■ **What to produce**
Please quote the material exactly, every line of it.

■ **Data provided**
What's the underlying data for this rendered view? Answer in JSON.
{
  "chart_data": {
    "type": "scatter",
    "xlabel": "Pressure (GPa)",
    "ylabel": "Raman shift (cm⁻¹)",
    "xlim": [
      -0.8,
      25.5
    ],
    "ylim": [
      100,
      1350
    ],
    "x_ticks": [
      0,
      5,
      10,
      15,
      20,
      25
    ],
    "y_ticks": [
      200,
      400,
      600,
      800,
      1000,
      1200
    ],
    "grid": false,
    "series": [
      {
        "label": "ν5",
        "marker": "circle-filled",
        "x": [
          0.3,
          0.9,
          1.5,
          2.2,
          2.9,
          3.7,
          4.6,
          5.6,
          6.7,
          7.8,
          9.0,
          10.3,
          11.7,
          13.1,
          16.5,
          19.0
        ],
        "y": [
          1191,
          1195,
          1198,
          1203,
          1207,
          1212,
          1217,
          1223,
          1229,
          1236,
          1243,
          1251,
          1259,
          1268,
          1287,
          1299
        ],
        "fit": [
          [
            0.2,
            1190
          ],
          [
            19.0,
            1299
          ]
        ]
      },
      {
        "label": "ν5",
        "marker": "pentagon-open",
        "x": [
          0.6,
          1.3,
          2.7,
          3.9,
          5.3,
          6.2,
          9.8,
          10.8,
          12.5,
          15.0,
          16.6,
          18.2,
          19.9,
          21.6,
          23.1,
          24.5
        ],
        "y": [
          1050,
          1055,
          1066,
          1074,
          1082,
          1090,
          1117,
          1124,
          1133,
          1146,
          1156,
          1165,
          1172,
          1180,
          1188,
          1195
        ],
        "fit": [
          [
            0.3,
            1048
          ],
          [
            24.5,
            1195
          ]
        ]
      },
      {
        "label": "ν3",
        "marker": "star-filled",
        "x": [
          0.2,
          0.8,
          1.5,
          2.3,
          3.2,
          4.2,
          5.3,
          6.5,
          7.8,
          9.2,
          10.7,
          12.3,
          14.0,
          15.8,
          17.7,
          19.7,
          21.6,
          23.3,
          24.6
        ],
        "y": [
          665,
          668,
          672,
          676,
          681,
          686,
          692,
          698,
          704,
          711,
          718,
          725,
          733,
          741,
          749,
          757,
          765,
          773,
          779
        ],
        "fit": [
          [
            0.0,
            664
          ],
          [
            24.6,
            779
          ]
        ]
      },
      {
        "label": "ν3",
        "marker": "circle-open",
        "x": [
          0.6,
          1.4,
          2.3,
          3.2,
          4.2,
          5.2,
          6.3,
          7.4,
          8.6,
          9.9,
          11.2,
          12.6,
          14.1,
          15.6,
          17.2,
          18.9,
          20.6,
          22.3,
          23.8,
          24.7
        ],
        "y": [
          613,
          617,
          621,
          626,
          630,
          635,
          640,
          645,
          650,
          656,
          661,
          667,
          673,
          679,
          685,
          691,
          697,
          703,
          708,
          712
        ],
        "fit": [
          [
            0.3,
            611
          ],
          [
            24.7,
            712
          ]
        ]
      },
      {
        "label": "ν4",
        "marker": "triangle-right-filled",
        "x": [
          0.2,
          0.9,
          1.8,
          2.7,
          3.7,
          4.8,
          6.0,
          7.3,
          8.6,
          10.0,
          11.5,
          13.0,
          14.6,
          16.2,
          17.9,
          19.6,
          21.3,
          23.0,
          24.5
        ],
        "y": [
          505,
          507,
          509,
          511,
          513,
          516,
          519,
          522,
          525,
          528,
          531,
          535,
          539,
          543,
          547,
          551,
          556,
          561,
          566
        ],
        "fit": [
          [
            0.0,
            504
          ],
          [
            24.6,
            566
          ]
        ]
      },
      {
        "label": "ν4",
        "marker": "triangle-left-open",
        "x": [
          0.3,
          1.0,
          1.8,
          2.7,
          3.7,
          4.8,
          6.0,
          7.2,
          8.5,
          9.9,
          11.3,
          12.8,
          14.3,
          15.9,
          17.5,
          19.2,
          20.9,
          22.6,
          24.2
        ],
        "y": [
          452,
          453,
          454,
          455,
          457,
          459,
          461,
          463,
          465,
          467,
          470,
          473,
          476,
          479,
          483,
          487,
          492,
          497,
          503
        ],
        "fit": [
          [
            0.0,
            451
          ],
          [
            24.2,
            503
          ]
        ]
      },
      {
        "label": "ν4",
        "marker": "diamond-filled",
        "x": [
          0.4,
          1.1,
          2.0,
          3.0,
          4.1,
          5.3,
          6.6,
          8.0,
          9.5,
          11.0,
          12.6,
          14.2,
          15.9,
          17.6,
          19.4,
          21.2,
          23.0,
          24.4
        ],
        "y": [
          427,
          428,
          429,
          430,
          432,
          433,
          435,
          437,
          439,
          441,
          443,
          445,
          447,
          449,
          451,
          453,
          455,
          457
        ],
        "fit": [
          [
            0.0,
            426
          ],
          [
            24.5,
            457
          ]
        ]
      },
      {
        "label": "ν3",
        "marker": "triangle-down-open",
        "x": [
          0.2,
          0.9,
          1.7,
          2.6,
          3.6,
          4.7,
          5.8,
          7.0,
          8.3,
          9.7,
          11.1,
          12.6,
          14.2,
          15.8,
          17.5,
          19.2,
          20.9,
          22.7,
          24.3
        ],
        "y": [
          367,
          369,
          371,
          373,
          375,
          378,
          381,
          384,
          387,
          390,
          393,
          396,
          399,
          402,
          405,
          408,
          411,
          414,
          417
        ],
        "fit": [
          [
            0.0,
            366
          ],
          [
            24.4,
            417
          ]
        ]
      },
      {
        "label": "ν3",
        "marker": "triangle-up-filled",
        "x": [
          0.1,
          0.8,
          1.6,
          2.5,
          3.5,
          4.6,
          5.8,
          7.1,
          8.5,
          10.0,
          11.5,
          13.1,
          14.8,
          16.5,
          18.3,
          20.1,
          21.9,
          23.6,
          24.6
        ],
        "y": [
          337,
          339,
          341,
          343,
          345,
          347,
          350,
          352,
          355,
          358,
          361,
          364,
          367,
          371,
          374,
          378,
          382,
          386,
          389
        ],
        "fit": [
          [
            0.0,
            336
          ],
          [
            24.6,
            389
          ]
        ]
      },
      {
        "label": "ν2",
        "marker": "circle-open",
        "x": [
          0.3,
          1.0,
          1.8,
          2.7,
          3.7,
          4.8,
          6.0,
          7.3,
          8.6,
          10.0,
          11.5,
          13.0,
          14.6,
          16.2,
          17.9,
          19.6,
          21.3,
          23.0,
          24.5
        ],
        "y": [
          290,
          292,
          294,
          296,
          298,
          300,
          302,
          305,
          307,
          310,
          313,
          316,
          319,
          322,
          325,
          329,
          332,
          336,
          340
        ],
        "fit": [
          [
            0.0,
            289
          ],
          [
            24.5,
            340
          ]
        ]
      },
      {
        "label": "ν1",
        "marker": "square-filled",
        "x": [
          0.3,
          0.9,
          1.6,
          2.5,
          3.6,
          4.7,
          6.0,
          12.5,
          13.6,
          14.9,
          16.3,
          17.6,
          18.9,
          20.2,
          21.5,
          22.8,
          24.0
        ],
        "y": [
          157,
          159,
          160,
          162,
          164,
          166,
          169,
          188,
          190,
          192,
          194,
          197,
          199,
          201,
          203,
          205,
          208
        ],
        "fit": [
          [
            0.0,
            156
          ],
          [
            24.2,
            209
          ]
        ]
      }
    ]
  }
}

■ **Answer to the exercise**
What's the underlying data for this rendered view? Answer in JSON.
{
  "chart_data": {
    "type": "scatter",
    "xlabel": "Pressure (GPa)",
    "ylabel": "Raman shift (cm⁻¹)",
    "xlim": [
      -0.8,
      25.5
    ],
    "ylim": [
      100,
      1350
    ],
    "x_ticks": [
      0,
      5,
      10,
      15,
      20,
      25
    ],
    "y_ticks": [
      200,
      400,
      600,
      800,
      1000,
      1200
    ],
    "grid": false,
    "series": [
      {
        "label": "ν5",
        "marker": "circle-filled",
        "x": [
          0.3,
          0.9,
          1.5,
          2.2,
          2.9,
          3.7,
          4.6,
          5.6,
          6.7,
          7.8,
          9.0,
          10.3,
          11.7,
          13.1,
          16.5,
          19.0
        ],
        "y": [
          1191,
          1195,
          1198,
          1203,
          1207,
          1212,
          1217,
          1223,
          1229,
          1236,
          1243,
          1251,
          1259,
          1268,
          1287,
          1299
        ],
        "fit": [
          [
            0.2,
            1190
          ],
          [
            19.0,
            1299
          ]
        ]
      },
      {
        "label": "ν5",
        "marker": "pentagon-open",
        "x": [
          0.6,
          1.3,
          2.7,
          3.9,
          5.3,
          6.2,
          9.8,
          10.8,
          12.5,
          15.0,
          16.6,
          18.2,
          19.9,
          21.6,
          23.1,
          24.5
        ],
        "y": [
          1050,
          1055,
          1066,
          1074,
          1082,
          1090,
          1117,
          1124,
          1133,
          1146,
          1156,
          1165,
          1172,
          1180,
          1188,
          1195
        ],
        "fit": [
          [
            0.3,
            1048
          ],
          [
            24.5,
            1195
          ]
        ]
      },
      {
        "label": "ν3",
        "marker": "star-filled",
        "x": [
          0.2,
          0.8,
          1.5,
          2.3,
          3.2,
          4.2,
          5.3,
          6.5,
          7.8,
          9.2,
          10.7,
          12.3,
          14.0,
          15.8,
          17.7,
          19.7,
          21.6,
          23.3,
          24.6
        ],
        "y": [
          665,
          668,
          672,
          676,
          681,
          686,
          692,
          698,
          704,
          711,
          718,
          725,
          733,
          741,
          749,
          757,
          765,
          773,
          779
        ],
        "fit": [
          [
            0.0,
            664
          ],
          [
            24.6,
            779
          ]
        ]
      },
      {
        "label": "ν3",
        "marker": "circle-open",
        "x": [
          0.6,
          1.4,
          2.3,
          3.2,
          4.2,
          5.2,
          6.3,
          7.4,
          8.6,
          9.9,
          11.2,
          12.6,
          14.1,
          15.6,
          17.2,
          18.9,
          20.6,
          22.3,
          23.8,
          24.7
        ],
        "y": [
          613,
          617,
          621,
          626,
          630,
          635,
          640,
          645,
          650,
          656,
          661,
          667,
          673,
          679,
          685,
          691,
          697,
          703,
          708,
          712
        ],
        "fit": [
          [
            0.3,
            611
          ],
          [
            24.7,
            712
          ]
        ]
      },
      {
        "label": "ν4",
        "marker": "triangle-right-filled",
        "x": [
          0.2,
          0.9,
          1.8,
          2.7,
          3.7,
          4.8,
          6.0,
          7.3,
          8.6,
          10.0,
          11.5,
          13.0,
          14.6,
          16.2,
          17.9,
          19.6,
          21.3,
          23.0,
          24.5
        ],
        "y": [
          505,
          507,
          509,
          511,
          513,
          516,
          519,
          522,
          525,
          528,
          531,
          535,
          539,
          543,
          547,
          551,
          556,
          561,
          566
        ],
        "fit": [
          [
            0.0,
            504
          ],
          [
            24.6,
            566
          ]
        ]
      },
      {
        "label": "ν4",
        "marker": "triangle-left-open",
        "x": [
          0.3,
          1.0,
          1.8,
          2.7,
          3.7,
          4.8,
          6.0,
          7.2,
          8.5,
          9.9,
          11.3,
          12.8,
          14.3,
          15.9,
          17.5,
          19.2,
          20.9,
          22.6,
          24.2
        ],
        "y": [
          452,
          453,
          454,
          455,
          457,
          459,
          461,
          463,
          465,
          467,
          470,
          473,
          476,
          479,
          483,
          487,
          492,
          497,
          503
        ],
        "fit": [
          [
            0.0,
            451
          ],
          [
            24.2,
            503
          ]
        ]
      },
      {
        "label": "ν4",
        "marker": "diamond-filled",
        "x": [
          0.4,
          1.1,
          2.0,
          3.0,
          4.1,
          5.3,
          6.6,
          8.0,
          9.5,
          11.0,
          12.6,
          14.2,
          15.9,
          17.6,
          19.4,
          21.2,
          23.0,
          24.4
        ],
        "y": [
          427,
          428,
          429,
          430,
          432,
          433,
          435,
          437,
          439,
          441,
          443,
          445,
          447,
          449,
          451,
          453,
          455,
          457
        ],
        "fit": [
          [
            0.0,
            426
          ],
          [
            24.5,
            457
          ]
        ]
      },
      {
        "label": "ν3",
        "marker": "triangle-down-open",
        "x": [
          0.2,
          0.9,
          1.7,
          2.6,
          3.6,
          4.7,
          5.8,
          7.0,
          8.3,
          9.7,
          11.1,
          12.6,
          14.2,
          15.8,
          17.5,
          19.2,
          20.9,
          22.7,
          24.3
        ],
        "y": [
          367,
          369,
          371,
          373,
          375,
          378,
          381,
          384,
          387,
          390,
          393,
          396,
          399,
          402,
          405,
          408,
          411,
          414,
          417
        ],
        "fit": [
          [
            0.0,
            366
          ],
          [
            24.4,
            417
          ]
        ]
      },
      {
        "label": "ν3",
        "marker": "triangle-up-filled",
        "x": [
          0.1,
          0.8,
          1.6,
          2.5,
          3.5,
          4.6,
          5.8,
          7.1,
          8.5,
          10.0,
          11.5,
          13.1,
          14.8,
          16.5,
          18.3,
          20.1,
          21.9,
          23.6,
          24.6
        ],
        "y": [
          337,
          339,
          341,
          343,
          345,
          347,
          350,
          352,
          355,
          358,
          361,
          364,
          367,
          371,
          374,
          378,
          382,
          386,
          389
        ],
        "fit": [
          [
            0.0,
            336
          ],
          [
            24.6,
            389
          ]
        ]
      },
      {
        "label": "ν2",
        "marker": "circle-open",
        "x": [
          0.3,
          1.0,
          1.8,
          2.7,
          3.7,
          4.8,
          6.0,
          7.3,
          8.6,
          10.0,
          11.5,
          13.0,
          14.6,
          16.2,
          17.9,
          19.6,
          21.3,
          23.0,
          24.5
        ],
        "y": [
          290,
          292,
          294,
          296,
          298,
          300,
          302,
          305,
          307,
          310,
          313,
          316,
          319,
          322,
          325,
          329,
          332,
          336,
          340
        ],
        "fit": [
          [
            0.0,
            289
          ],
          [
            24.5,
            340
          ]
        ]
      },
      {
        "label": "ν1",
        "marker": "square-filled",
        "x": [
          0.3,
          0.9,
          1.6,
          2.5,
          3.6,
          4.7,
          6.0,
          12.5,
          13.6,
          14.9,
          16.3,
          17.6,
          18.9,
          20.2,
          21.5,
          22.8,
          24.0
        ],
        "y": [
          157,
          159,
          160,
          162,
          164,
          166,
          169,
          188,
          190,
          192,
          194,
          197,
          199,
          201,
          203,
          205,
          208
        ],
        "fit": [
          [
            0.0,
            156
          ],
          [
            24.2,
            209
          ]
        ]
      }
    ]
  }
}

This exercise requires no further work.